--- START OF Data to use ---

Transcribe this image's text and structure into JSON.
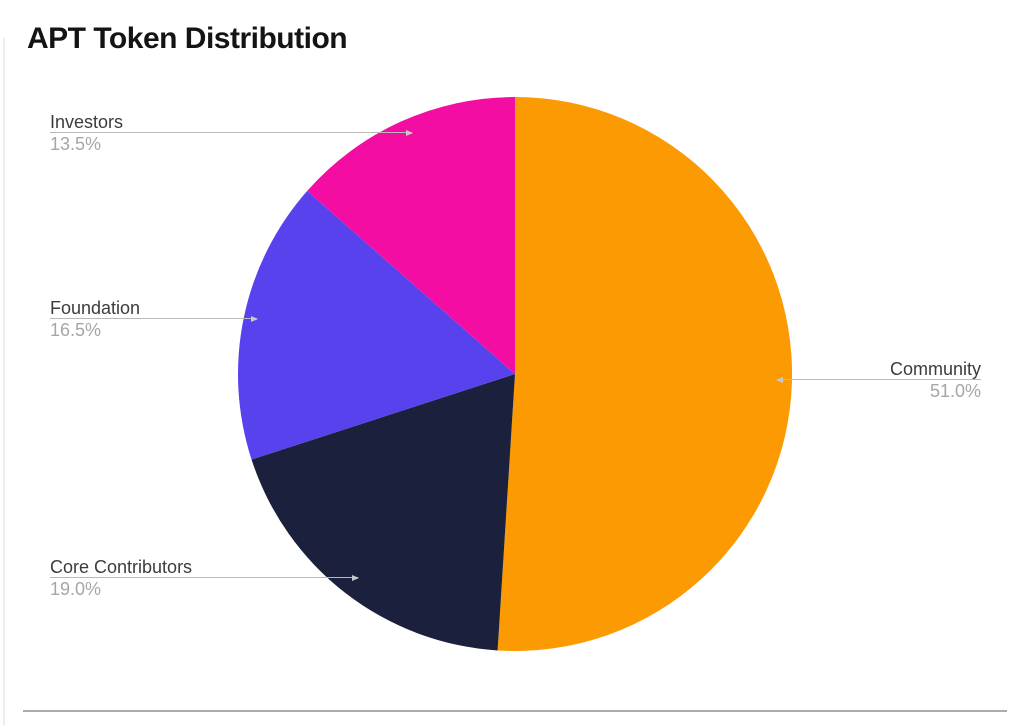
{
  "page": {
    "background_color": "#ffffff"
  },
  "chart_data": {
    "type": "pie",
    "title": "APT Token Distribution",
    "legend": "none (outside labels with leader lines)",
    "start_angle": "top (12 o'clock)",
    "direction": "clockwise",
    "total_percent": 100.0,
    "slices": [
      {
        "label": "Community",
        "value": 51.0,
        "percent_text": "51.0%",
        "color": "#fb9a02",
        "label_side": "right"
      },
      {
        "label": "Core Contributors",
        "value": 19.0,
        "percent_text": "19.0%",
        "color": "#1b213c",
        "label_side": "left"
      },
      {
        "label": "Foundation",
        "value": 16.5,
        "percent_text": "16.5%",
        "color": "#5742ee",
        "label_side": "left"
      },
      {
        "label": "Investors",
        "value": 13.5,
        "percent_text": "13.5%",
        "color": "#f30da2",
        "label_side": "left"
      }
    ],
    "text_colors": {
      "title": "#141414",
      "label_name": "#3c3c3c",
      "label_percent": "#a6a6a6",
      "leader_line": "#b9b9b9"
    }
  }
}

--- END OF Data to use ---

Give every record back exactly as it reads, with no images.

Result of the task.
Transcribe this image's text and structure into JSON.
{
  "page": {
    "background_color": "#ffffff"
  },
  "chart_data": {
    "type": "pie",
    "title": "APT Token Distribution",
    "legend": "none (outside labels with leader lines)",
    "start_angle": "top (12 o'clock)",
    "direction": "clockwise",
    "total_percent": 100.0,
    "slices": [
      {
        "label": "Community",
        "value": 51.0,
        "percent_text": "51.0%",
        "color": "#fb9a02",
        "label_side": "right"
      },
      {
        "label": "Core Contributors",
        "value": 19.0,
        "percent_text": "19.0%",
        "color": "#1b213c",
        "label_side": "left"
      },
      {
        "label": "Foundation",
        "value": 16.5,
        "percent_text": "16.5%",
        "color": "#5742ee",
        "label_side": "left"
      },
      {
        "label": "Investors",
        "value": 13.5,
        "percent_text": "13.5%",
        "color": "#f30da2",
        "label_side": "left"
      }
    ],
    "text_colors": {
      "title": "#141414",
      "label_name": "#3c3c3c",
      "label_percent": "#a6a6a6",
      "leader_line": "#b9b9b9"
    }
  }
}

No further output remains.